** Start Recorded data **

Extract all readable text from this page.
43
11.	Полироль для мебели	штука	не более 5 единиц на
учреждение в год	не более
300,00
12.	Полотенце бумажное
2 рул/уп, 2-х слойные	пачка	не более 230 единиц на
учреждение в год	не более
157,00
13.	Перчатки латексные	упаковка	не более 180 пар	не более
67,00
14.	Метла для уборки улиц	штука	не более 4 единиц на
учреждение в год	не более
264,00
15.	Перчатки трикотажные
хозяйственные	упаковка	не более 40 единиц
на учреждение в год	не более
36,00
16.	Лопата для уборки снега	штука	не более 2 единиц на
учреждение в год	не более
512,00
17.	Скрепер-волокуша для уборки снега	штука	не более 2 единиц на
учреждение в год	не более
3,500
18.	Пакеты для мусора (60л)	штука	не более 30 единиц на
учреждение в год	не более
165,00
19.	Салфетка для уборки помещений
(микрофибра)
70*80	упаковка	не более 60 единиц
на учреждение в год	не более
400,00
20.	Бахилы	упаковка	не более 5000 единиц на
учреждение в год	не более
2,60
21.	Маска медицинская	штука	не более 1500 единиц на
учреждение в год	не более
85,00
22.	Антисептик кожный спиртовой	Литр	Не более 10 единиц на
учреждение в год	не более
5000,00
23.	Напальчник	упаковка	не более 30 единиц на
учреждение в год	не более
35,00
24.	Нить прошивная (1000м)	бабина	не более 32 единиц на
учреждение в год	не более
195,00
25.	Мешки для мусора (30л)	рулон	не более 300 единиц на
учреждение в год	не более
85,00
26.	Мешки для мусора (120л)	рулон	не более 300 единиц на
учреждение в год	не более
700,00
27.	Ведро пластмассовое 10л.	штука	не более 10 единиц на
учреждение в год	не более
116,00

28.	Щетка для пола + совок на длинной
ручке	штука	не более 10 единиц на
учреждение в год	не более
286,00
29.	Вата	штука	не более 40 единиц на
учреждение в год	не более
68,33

** End Recorded data **

Extract all lines from the material above that include the word "мусора".

**Final answer**
18.	Пакеты для мусора (60л)	штука	не более 30 единиц на
25.	Мешки для мусора (30л)	рулон	не более 300 единиц на
26.	Мешки для мусора (120л)	рулон	не более 300 единиц на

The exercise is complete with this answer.